All of the records listed below should be retyped exactly.
── The records ──
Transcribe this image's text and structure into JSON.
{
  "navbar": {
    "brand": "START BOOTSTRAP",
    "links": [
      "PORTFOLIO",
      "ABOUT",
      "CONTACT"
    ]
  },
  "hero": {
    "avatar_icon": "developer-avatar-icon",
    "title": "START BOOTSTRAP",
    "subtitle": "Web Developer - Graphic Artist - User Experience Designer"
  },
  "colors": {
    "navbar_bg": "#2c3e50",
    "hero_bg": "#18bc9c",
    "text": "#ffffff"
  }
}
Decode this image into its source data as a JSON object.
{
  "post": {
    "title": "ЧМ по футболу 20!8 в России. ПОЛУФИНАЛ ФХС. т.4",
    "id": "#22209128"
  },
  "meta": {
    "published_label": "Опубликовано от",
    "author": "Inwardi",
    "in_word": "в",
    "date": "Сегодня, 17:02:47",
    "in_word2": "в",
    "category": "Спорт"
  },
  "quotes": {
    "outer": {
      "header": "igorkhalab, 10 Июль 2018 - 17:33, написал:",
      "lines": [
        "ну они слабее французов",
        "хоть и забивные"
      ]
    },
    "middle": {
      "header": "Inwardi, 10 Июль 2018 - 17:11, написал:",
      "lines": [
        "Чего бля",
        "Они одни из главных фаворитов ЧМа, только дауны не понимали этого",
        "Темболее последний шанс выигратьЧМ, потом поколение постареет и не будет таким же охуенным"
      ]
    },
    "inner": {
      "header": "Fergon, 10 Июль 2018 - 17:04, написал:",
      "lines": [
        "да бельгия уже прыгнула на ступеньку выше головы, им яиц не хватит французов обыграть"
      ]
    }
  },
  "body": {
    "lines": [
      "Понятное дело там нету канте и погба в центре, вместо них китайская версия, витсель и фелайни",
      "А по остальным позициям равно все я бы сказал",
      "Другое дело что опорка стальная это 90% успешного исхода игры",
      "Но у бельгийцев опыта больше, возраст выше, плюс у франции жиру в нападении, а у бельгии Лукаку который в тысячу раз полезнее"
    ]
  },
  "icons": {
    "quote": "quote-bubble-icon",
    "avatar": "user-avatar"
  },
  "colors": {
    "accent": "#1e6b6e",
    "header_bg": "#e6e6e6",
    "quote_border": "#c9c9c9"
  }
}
───
## Solved exercise
Transcribe this image's text and structure into JSON.
{
  "navbar": {
    "brand": "START BOOTSTRAP",
    "links": [
      "PORTFOLIO",
      "ABOUT",
      "CONTACT"
    ]
  },
  "hero": {
    "avatar_icon": "developer-avatar-icon",
    "title": "START BOOTSTRAP",
    "subtitle": "Web Developer - Graphic Artist - User Experience Designer"
  },
  "colors": {
    "navbar_bg": "#2c3e50",
    "hero_bg": "#18bc9c",
    "text": "#ffffff"
  }
}
Decode this image into its source data as a JSON object.
{
  "post": {
    "title": "ЧМ по футболу 20!8 в России. ПОЛУФИНАЛ ФХС. т.4",
    "id": "#22209128"
  },
  "meta": {
    "published_label": "Опубликовано от",
    "author": "Inwardi",
    "in_word": "в",
    "date": "Сегодня, 17:02:47",
    "in_word2": "в",
    "category": "Спорт"
  },
  "quotes": {
    "outer": {
      "header": "igorkhalab, 10 Июль 2018 - 17:33, написал:",
      "lines": [
        "ну они слабее французов",
        "хоть и забивные"
      ]
    },
    "middle": {
      "header": "Inwardi, 10 Июль 2018 - 17:11, написал:",
      "lines": [
        "Чего бля",
        "Они одни из главных фаворитов ЧМа, только дауны не понимали этого",
        "Темболее последний шанс выигратьЧМ, потом поколение постареет и не будет таким же охуенным"
      ]
    },
    "inner": {
      "header": "Fergon, 10 Июль 2018 - 17:04, написал:",
      "lines": [
        "да бельгия уже прыгнула на ступеньку выше головы, им яиц не хватит французов обыграть"
      ]
    }
  },
  "body": {
    "lines": [
      "Понятное дело там нету канте и погба в центре, вместо них китайская версия, витсель и фелайни",
      "А по остальным позициям равно все я бы сказал",
      "Другое дело что опорка стальная это 90% успешного исхода игры",
      "Но у бельгийцев опыта больше, возраст выше, плюс у франции жиру в нападении, а у бельгии Лукаку который в тысячу раз полезнее"
    ]
  },
  "icons": {
    "quote": "quote-bubble-icon",
    "avatar": "user-avatar"
  },
  "colors": {
    "accent": "#1e6b6e",
    "header_bg": "#e6e6e6",
    "quote_border": "#c9c9c9"
  }
}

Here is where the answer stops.